Print all of the data exactly.
[Start Data for processing]
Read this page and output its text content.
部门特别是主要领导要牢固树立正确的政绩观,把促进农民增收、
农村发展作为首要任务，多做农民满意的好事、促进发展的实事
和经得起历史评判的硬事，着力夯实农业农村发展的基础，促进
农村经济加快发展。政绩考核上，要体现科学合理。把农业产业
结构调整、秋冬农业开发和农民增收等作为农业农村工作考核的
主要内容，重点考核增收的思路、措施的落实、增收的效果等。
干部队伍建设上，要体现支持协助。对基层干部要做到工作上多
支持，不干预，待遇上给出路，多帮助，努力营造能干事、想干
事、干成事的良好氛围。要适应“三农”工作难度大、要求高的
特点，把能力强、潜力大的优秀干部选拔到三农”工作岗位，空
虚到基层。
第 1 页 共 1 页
[End Data for processing]
_Exercise response_
Read this page and output its text content.
部门特别是主要领导要牢固树立正确的政绩观,把促进农民增收、
农村发展作为首要任务，多做农民满意的好事、促进发展的实事
和经得起历史评判的硬事，着力夯实农业农村发展的基础，促进
农村经济加快发展。政绩考核上，要体现科学合理。把农业产业
结构调整、秋冬农业开发和农民增收等作为农业农村工作考核的
主要内容，重点考核增收的思路、措施的落实、增收的效果等。
干部队伍建设上，要体现支持协助。对基层干部要做到工作上多
支持，不干预，待遇上给出路，多帮助，努力营造能干事、想干
事、干成事的良好氛围。要适应“三农”工作难度大、要求高的
特点，把能力强、潜力大的优秀干部选拔到三农”工作岗位，空
虚到基层。
第 1 页 共 1 页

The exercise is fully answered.